YOUR GOAL: Quote the line containing "Decode this image" and all lines that follow it in the listing below, exactly as written.

Collected data entries:
## begin

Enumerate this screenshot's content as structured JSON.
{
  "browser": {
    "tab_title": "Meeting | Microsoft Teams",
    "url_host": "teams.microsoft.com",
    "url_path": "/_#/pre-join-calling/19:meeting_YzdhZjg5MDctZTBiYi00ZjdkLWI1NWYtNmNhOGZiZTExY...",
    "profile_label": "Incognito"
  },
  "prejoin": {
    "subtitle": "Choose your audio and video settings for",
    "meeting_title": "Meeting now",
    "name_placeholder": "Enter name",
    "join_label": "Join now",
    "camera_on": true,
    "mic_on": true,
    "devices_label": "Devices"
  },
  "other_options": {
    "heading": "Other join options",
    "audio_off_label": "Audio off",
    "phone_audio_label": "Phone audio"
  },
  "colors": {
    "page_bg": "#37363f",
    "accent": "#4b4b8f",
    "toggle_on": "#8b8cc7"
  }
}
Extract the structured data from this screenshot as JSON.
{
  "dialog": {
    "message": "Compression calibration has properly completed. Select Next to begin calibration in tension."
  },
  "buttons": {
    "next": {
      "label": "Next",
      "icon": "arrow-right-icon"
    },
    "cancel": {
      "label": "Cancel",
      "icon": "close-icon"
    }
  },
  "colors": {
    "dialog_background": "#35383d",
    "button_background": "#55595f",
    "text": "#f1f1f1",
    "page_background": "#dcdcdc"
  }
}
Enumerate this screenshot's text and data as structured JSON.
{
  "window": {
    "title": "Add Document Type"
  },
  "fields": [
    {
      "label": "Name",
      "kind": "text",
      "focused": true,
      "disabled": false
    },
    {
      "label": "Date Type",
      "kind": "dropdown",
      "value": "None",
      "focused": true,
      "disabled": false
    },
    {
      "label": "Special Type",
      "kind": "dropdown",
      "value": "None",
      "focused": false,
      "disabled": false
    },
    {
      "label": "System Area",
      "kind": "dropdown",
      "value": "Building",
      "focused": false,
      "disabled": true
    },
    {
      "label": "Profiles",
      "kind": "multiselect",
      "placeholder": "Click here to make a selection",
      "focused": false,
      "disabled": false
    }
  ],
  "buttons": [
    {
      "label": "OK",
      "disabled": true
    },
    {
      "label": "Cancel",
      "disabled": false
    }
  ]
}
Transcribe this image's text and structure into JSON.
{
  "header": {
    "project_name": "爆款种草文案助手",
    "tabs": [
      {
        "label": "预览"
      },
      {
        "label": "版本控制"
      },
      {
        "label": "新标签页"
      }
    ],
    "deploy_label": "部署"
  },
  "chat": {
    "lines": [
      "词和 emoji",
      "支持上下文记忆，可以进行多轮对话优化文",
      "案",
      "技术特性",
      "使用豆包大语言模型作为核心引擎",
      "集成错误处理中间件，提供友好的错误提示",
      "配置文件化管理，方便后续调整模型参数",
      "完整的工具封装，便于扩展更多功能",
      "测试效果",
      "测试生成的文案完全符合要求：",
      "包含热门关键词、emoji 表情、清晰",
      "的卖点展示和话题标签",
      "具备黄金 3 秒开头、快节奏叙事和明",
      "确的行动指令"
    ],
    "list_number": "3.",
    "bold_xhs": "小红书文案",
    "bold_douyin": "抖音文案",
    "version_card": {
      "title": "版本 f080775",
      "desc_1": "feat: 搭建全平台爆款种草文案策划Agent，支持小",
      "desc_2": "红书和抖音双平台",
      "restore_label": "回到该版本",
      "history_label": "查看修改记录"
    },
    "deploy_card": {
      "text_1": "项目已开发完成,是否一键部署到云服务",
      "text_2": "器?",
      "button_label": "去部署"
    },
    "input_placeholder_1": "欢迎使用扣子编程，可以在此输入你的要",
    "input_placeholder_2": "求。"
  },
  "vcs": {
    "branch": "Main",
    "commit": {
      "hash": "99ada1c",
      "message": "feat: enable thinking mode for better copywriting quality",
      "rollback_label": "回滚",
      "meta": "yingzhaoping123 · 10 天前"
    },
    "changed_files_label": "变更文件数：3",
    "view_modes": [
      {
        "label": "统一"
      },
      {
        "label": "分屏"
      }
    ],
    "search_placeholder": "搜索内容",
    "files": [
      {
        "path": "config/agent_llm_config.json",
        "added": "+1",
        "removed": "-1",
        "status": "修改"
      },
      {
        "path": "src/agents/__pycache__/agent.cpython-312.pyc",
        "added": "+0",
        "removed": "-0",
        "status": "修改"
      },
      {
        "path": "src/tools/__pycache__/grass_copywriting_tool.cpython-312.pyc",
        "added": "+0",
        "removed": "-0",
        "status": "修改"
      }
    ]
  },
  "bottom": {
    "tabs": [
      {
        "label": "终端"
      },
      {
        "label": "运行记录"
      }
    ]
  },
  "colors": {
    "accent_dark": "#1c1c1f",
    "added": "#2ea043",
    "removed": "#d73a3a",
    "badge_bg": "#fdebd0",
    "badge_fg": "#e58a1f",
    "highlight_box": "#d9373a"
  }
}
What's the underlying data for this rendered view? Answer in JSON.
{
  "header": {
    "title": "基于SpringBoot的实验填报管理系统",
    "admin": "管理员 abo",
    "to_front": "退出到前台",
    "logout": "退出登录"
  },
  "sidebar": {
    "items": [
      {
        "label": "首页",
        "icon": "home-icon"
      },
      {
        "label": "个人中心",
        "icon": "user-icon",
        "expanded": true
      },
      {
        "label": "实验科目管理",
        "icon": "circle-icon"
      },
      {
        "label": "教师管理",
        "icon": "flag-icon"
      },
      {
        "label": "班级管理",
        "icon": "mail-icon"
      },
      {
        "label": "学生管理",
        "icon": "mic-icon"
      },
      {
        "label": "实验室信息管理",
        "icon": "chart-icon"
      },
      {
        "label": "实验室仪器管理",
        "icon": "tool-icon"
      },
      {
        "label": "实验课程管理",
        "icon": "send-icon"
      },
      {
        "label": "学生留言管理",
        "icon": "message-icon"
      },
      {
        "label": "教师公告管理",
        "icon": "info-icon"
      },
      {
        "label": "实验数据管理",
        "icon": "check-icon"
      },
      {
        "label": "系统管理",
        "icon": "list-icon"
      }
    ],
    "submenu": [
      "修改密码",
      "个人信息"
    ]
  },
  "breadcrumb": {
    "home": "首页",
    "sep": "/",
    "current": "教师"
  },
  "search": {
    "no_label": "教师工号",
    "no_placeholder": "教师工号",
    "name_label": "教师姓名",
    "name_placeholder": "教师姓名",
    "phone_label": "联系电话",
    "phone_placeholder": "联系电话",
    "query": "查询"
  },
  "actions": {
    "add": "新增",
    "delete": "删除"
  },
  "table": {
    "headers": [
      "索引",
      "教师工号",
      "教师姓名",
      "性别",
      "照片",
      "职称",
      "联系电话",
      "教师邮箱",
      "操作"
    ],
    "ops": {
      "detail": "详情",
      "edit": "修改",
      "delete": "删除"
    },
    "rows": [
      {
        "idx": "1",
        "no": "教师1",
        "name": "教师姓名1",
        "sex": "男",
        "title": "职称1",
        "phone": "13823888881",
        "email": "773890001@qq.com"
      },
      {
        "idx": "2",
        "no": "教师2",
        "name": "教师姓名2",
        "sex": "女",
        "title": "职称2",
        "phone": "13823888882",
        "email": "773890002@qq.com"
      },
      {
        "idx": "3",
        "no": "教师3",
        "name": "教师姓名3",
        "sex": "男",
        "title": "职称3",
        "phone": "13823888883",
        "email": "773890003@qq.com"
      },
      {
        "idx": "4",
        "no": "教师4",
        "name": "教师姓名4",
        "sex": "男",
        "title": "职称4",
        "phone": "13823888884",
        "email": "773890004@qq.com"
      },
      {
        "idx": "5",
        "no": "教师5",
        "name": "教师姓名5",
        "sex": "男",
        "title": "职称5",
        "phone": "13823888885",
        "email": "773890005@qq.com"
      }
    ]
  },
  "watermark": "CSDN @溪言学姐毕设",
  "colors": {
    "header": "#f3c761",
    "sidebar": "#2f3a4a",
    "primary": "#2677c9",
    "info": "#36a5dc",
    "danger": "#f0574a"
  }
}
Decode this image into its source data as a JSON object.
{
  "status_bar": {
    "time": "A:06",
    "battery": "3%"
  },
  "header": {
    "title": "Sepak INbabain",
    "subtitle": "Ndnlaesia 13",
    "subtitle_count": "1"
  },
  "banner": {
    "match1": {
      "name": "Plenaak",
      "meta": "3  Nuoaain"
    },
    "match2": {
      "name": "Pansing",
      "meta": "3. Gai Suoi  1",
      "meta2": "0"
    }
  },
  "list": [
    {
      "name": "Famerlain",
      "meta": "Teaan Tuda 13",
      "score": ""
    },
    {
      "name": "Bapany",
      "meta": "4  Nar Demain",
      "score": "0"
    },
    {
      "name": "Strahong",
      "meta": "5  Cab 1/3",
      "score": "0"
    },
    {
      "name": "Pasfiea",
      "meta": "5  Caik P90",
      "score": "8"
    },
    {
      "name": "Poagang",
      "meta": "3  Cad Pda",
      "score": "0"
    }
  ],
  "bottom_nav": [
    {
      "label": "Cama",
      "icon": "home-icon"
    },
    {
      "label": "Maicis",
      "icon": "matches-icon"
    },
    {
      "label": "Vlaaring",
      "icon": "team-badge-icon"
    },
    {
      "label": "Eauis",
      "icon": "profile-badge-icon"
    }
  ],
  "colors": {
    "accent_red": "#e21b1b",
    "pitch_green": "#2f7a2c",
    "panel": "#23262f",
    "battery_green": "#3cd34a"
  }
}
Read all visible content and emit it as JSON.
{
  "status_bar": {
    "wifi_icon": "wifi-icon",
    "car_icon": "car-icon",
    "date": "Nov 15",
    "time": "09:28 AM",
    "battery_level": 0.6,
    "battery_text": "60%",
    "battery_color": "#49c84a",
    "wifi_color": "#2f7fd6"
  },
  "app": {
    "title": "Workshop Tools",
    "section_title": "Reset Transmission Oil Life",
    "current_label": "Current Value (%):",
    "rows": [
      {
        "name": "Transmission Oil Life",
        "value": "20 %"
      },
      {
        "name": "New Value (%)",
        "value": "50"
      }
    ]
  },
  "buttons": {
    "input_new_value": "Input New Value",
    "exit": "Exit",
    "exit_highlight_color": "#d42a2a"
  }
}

## end

THE RESPONSE:
Decode this image into its source data as a JSON object.
{
  "status_bar": {
    "time": "A:06",
    "battery": "3%"
  },
  "header": {
    "title": "Sepak INbabain",
    "subtitle": "Ndnlaesia 13",
    "subtitle_count": "1"
  },
  "banner": {
    "match1": {
      "name": "Plenaak",
      "meta": "3  Nuoaain"
    },
    "match2": {
      "name": "Pansing",
      "meta": "3. Gai Suoi  1",
      "meta2": "0"
    }
  },
  "list": [
    {
      "name": "Famerlain",
      "meta": "Teaan Tuda 13",
      "score": ""
    },
    {
      "name": "Bapany",
      "meta": "4  Nar Demain",
      "score": "0"
    },
    {
      "name": "Strahong",
      "meta": "5  Cab 1/3",
      "score": "0"
    },
    {
      "name": "Pasfiea",
      "meta": "5  Caik P90",
      "score": "8"
    },
    {
      "name": "Poagang",
      "meta": "3  Cad Pda",
      "score": "0"
    }
  ],
  "bottom_nav": [
    {
      "label": "Cama",
      "icon": "home-icon"
    },
    {
      "label": "Maicis",
      "icon": "matches-icon"
    },
    {
      "label": "Vlaaring",
      "icon": "team-badge-icon"
    },
    {
      "label": "Eauis",
      "icon": "profile-badge-icon"
    }
  ],
  "colors": {
    "accent_red": "#e21b1b",
    "pitch_green": "#2f7a2c",
    "panel": "#23262f",
    "battery_green": "#3cd34a"
  }
}
Read all visible content and emit it as JSON.
{
  "status_bar": {
    "wifi_icon": "wifi-icon",
    "car_icon": "car-icon",
    "date": "Nov 15",
    "time": "09:28 AM",
    "battery_level": 0.6,
    "battery_text": "60%",
    "battery_color": "#49c84a",
    "wifi_color": "#2f7fd6"
  },
  "app": {
    "title": "Workshop Tools",
    "section_title": "Reset Transmission Oil Life",
    "current_label": "Current Value (%):",
    "rows": [
      {
        "name": "Transmission Oil Life",
        "value": "20 %"
      },
      {
        "name": "New Value (%)",
        "value": "50"
      }
    ]
  },
  "buttons": {
    "input_new_value": "Input New Value",
    "exit": "Exit",
    "exit_highlight_color": "#d42a2a"
  }
}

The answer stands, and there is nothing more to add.